**WORK REQUIRED:** Gather up the lines with the word "слова" in them.

[Data records]
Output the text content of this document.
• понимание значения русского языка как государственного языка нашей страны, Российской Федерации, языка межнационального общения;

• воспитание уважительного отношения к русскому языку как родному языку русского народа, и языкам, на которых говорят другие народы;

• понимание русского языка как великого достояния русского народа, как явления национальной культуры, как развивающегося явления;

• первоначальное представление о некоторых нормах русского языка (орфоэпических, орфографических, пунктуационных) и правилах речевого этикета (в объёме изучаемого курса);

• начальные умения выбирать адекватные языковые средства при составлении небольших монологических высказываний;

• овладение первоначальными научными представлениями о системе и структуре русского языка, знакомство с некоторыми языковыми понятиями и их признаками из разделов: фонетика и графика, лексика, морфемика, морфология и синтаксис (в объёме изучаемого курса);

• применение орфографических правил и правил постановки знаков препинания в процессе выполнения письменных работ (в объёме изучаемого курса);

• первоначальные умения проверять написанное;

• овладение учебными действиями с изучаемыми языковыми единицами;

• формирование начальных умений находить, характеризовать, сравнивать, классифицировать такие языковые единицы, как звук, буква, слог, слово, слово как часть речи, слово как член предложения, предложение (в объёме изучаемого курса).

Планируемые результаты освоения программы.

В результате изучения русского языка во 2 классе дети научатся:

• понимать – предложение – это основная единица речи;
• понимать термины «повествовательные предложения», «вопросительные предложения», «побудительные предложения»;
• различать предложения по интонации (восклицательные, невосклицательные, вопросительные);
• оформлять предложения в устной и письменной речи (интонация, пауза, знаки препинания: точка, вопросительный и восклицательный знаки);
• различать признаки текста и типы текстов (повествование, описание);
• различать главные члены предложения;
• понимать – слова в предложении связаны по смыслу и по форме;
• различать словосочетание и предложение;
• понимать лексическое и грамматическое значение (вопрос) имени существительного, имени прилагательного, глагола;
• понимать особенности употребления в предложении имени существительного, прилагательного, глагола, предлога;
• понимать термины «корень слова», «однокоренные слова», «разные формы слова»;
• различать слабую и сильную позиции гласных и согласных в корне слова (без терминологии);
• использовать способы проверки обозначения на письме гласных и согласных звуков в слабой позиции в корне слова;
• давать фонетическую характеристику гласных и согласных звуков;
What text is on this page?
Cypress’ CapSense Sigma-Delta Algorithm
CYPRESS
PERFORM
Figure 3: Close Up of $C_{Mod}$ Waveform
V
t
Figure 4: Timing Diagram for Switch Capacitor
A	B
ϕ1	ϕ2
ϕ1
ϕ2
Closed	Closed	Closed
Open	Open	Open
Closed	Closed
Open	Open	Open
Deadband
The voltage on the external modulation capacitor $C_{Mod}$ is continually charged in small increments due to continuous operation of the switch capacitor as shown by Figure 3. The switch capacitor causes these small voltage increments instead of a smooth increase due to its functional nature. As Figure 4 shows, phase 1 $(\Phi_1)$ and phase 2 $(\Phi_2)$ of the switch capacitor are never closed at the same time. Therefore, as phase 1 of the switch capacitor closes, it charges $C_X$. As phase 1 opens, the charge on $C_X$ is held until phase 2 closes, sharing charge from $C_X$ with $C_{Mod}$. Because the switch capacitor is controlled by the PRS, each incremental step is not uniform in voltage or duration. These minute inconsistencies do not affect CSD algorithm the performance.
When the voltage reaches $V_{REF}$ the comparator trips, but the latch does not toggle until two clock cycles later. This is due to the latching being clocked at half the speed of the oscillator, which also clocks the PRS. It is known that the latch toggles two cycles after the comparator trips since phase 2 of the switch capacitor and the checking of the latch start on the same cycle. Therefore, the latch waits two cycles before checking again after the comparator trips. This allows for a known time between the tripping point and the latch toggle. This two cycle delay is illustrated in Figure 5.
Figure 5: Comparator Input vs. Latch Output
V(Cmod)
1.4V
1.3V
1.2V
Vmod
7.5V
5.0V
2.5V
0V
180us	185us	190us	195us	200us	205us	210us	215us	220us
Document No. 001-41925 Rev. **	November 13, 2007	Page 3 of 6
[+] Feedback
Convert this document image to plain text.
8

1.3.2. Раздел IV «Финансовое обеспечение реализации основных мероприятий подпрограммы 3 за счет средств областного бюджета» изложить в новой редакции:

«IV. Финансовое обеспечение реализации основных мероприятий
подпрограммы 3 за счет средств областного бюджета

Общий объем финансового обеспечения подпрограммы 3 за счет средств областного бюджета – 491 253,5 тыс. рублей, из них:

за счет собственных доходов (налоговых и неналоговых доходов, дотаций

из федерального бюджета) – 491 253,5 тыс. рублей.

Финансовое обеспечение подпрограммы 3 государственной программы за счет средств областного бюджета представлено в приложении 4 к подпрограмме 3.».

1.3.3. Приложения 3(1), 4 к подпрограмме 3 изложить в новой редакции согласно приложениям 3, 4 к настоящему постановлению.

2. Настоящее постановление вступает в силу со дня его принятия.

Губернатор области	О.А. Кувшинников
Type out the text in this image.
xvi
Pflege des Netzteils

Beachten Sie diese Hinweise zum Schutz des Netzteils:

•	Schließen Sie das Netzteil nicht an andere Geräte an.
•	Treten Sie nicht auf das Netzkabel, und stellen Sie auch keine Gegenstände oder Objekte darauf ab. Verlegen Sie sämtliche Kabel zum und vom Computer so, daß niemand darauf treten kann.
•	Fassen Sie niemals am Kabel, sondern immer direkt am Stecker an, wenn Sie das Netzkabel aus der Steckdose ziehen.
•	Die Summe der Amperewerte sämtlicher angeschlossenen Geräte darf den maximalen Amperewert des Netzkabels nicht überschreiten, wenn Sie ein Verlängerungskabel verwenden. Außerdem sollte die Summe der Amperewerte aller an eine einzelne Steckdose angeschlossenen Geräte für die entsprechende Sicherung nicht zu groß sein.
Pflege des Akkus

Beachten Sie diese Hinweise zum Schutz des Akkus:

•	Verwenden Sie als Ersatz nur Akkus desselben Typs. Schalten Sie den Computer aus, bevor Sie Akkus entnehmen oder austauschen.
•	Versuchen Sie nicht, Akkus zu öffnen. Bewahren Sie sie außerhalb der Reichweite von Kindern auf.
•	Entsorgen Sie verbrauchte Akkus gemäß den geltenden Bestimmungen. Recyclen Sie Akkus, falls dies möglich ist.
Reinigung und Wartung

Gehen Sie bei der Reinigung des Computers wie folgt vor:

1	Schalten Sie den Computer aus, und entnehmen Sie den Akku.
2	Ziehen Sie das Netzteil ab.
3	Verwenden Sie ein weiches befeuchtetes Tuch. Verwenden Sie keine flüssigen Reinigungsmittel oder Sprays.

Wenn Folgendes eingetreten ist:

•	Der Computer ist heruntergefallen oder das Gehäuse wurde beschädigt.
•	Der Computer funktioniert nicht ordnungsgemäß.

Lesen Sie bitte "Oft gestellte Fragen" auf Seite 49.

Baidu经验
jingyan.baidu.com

**REPLY:**
• понимать – слова в предложении связаны по смыслу и по форме;
• понимать термины «корень слова», «однокоренные слова», «разные формы слова»;
• различать слабую и сильную позиции гласных и согласных в корне слова (без терминологии);
• использовать способы проверки обозначения на письме гласных и согласных звуков в слабой позиции в корне слова;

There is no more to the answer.